* **TASK REQUIREMENTS**
Count the lines in the records below that contain the word "eaux", and reply with only that number.

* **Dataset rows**
■ ■ ■
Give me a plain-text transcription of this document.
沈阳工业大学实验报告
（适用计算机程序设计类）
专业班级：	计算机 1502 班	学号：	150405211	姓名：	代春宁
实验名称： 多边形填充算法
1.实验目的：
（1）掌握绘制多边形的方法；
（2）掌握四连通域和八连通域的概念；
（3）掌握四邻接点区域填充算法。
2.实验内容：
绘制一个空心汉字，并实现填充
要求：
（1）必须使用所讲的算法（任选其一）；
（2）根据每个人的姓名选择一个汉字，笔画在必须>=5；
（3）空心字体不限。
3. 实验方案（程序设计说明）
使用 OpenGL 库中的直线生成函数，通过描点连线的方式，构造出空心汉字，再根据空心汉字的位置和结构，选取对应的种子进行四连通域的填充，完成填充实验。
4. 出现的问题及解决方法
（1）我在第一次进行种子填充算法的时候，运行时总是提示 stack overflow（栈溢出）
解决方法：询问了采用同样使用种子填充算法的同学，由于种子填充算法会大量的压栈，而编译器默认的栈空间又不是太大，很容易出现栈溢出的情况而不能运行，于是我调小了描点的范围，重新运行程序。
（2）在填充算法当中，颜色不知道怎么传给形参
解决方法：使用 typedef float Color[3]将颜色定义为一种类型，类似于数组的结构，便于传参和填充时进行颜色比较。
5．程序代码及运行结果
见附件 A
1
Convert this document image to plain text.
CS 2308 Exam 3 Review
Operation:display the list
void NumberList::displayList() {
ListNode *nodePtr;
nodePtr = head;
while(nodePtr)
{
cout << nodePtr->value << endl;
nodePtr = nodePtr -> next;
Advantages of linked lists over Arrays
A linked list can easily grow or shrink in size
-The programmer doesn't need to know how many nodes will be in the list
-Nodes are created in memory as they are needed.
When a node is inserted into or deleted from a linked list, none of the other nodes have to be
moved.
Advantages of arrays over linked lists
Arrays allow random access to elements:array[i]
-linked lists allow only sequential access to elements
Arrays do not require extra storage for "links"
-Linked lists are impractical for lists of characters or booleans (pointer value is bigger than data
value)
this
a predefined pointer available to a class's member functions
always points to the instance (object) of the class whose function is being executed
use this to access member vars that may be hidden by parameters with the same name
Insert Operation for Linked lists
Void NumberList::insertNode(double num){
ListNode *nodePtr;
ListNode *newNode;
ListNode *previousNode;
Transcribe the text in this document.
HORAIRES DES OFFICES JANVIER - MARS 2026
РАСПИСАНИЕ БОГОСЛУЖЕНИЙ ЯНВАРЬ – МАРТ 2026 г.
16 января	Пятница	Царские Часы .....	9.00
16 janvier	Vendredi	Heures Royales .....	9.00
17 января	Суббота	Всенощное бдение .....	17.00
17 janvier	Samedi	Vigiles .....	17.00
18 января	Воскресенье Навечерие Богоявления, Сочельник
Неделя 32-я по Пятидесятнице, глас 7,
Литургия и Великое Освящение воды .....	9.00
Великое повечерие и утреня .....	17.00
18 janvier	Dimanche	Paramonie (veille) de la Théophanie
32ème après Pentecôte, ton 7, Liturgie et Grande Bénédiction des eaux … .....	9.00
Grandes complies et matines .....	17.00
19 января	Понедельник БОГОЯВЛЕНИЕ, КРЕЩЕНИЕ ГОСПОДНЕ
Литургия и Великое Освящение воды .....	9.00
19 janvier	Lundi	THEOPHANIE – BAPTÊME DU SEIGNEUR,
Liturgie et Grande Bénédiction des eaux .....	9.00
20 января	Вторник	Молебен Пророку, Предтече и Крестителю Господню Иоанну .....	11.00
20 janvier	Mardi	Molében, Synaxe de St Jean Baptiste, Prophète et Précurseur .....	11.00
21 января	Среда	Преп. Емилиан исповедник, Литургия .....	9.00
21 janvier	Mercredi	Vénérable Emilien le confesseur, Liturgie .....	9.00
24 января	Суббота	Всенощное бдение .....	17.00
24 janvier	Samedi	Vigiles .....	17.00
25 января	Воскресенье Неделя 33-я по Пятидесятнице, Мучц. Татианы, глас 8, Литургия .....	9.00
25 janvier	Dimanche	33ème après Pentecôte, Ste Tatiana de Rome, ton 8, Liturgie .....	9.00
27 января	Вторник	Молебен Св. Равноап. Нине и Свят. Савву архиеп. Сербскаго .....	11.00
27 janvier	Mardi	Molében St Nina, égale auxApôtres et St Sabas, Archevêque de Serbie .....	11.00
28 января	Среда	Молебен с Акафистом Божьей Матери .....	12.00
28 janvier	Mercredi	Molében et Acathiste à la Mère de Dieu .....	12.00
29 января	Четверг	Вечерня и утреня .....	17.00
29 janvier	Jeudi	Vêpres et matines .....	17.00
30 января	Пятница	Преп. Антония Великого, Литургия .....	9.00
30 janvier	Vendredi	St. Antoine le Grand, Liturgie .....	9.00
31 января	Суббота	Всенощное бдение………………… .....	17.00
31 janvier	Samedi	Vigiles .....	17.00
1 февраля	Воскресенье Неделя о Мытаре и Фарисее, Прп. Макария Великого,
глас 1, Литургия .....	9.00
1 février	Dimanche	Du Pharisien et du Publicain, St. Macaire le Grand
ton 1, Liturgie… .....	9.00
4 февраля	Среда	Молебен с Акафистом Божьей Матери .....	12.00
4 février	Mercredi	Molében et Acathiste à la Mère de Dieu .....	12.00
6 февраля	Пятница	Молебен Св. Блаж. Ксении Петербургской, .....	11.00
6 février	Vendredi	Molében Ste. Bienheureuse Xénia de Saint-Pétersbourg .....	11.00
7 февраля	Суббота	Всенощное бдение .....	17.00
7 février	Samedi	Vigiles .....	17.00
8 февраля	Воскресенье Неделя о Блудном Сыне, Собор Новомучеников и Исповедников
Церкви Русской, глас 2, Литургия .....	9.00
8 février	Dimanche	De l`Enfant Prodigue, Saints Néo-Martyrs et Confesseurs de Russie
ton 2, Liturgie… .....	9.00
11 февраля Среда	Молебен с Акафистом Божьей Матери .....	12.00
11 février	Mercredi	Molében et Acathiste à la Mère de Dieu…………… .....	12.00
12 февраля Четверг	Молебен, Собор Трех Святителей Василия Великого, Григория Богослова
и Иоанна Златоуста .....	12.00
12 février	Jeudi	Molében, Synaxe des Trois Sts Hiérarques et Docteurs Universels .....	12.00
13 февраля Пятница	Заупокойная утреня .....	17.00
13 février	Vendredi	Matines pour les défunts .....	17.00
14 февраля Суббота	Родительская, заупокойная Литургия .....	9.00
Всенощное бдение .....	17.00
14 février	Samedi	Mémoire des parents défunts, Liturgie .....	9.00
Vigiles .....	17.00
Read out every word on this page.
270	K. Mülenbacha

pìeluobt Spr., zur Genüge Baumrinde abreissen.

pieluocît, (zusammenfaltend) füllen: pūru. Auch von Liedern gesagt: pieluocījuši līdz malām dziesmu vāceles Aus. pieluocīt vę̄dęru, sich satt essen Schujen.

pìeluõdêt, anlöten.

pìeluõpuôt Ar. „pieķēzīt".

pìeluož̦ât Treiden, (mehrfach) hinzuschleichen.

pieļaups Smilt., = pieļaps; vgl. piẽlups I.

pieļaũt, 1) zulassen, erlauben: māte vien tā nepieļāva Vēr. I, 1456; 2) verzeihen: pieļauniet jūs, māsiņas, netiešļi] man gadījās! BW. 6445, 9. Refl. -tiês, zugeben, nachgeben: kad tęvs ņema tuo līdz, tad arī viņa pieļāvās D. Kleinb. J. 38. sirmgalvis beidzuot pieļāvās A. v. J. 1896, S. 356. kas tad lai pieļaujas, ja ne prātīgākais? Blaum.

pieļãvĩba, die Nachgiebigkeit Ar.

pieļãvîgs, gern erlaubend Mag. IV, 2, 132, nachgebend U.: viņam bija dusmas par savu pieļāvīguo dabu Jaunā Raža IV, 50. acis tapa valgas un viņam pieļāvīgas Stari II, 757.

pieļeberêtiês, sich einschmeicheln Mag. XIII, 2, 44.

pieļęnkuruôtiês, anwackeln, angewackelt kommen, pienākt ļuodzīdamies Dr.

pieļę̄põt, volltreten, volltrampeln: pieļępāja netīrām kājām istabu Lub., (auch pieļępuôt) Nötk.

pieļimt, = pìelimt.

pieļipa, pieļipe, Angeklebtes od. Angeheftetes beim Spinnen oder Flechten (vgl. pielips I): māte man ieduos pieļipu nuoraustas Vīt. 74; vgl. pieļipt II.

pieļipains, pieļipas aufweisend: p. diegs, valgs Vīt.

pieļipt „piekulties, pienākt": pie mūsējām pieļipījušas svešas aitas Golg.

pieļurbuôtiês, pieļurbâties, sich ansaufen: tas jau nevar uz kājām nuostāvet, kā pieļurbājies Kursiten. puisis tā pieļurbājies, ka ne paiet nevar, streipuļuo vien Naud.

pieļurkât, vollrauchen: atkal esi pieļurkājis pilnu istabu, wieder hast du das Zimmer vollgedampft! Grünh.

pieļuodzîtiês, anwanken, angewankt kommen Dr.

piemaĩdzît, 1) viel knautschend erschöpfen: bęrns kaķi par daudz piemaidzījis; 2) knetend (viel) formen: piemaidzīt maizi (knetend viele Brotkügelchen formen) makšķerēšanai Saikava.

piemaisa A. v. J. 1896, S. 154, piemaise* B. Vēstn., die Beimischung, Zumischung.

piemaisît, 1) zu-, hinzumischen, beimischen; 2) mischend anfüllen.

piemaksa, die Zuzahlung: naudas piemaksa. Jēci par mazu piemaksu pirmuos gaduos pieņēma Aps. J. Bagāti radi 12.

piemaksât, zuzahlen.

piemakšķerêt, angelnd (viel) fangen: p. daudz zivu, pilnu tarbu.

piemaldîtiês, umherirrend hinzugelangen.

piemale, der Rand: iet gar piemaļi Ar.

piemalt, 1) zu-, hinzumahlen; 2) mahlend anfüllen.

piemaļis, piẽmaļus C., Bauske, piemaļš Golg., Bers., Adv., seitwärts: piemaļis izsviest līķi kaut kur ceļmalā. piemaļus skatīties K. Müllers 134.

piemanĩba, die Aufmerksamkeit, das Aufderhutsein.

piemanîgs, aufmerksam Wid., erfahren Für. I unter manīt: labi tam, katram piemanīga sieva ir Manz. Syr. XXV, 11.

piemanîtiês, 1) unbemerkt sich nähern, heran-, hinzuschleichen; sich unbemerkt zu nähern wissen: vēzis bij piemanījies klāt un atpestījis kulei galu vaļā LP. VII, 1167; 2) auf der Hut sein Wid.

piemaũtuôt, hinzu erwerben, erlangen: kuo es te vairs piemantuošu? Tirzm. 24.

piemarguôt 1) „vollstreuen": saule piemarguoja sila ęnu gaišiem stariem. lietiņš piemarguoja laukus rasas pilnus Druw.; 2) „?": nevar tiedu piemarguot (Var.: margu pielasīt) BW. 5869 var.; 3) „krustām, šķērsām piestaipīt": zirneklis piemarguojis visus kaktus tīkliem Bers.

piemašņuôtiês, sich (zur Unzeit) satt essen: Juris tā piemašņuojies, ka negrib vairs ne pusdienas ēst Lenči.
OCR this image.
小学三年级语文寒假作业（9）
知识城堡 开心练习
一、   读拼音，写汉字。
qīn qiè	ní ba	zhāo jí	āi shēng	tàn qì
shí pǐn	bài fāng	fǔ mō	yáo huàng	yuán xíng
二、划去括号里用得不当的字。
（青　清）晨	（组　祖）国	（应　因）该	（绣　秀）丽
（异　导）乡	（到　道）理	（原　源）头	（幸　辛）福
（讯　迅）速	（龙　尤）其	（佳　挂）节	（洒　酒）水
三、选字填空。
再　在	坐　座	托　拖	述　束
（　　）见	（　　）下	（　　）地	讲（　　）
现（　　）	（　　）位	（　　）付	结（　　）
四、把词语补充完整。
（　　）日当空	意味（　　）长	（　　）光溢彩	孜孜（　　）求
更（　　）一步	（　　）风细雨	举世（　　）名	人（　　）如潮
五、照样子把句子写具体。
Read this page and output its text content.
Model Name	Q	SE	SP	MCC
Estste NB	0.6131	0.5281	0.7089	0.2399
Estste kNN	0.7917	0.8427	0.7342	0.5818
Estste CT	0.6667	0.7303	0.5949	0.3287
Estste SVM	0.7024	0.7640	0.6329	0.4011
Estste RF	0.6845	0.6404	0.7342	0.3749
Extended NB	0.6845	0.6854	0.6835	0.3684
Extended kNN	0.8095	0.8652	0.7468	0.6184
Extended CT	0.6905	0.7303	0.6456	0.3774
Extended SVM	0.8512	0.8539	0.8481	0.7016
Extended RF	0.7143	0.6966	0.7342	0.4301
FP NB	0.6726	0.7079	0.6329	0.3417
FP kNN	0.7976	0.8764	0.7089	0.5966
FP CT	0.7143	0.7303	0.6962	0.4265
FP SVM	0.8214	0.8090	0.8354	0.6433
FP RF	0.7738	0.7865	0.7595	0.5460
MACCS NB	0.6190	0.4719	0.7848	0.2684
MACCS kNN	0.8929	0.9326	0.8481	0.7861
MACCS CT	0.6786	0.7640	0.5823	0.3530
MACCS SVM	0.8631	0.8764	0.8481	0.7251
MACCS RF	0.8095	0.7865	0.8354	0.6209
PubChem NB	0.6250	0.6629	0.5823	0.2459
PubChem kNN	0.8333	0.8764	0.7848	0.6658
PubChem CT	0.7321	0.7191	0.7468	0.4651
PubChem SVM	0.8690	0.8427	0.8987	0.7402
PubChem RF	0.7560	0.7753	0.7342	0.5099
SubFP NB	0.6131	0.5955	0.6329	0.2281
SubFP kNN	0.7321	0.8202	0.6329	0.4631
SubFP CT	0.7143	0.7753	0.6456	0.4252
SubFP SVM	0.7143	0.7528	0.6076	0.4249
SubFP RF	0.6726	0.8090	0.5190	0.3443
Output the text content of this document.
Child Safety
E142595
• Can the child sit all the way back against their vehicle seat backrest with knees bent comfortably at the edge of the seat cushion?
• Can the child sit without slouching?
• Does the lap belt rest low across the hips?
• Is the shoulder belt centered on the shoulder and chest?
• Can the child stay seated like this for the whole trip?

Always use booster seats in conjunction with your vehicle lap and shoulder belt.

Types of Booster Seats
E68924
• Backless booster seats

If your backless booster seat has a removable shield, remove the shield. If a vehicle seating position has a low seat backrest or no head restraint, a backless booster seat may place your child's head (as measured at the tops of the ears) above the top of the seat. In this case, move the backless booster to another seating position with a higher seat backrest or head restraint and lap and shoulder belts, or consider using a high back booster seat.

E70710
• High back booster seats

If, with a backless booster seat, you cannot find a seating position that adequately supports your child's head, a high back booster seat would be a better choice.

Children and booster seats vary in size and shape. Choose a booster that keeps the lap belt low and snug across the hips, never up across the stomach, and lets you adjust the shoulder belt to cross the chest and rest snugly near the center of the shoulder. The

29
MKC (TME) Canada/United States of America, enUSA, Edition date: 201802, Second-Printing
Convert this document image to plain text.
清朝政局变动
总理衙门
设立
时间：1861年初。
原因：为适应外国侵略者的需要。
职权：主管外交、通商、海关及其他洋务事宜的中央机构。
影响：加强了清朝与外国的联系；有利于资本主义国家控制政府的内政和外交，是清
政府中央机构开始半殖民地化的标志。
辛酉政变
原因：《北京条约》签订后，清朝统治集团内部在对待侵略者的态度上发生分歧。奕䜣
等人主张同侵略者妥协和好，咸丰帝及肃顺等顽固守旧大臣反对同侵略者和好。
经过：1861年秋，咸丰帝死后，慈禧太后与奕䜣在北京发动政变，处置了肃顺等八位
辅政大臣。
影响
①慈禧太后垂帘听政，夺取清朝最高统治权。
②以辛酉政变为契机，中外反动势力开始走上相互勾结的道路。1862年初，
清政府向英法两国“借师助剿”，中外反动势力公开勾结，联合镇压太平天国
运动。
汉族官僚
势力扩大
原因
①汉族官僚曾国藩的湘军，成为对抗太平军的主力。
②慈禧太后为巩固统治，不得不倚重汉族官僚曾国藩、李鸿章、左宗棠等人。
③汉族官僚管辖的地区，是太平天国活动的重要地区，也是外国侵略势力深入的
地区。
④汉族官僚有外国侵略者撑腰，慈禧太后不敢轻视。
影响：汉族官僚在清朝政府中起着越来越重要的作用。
■ ■ ■
* **FULL ANSWER**
2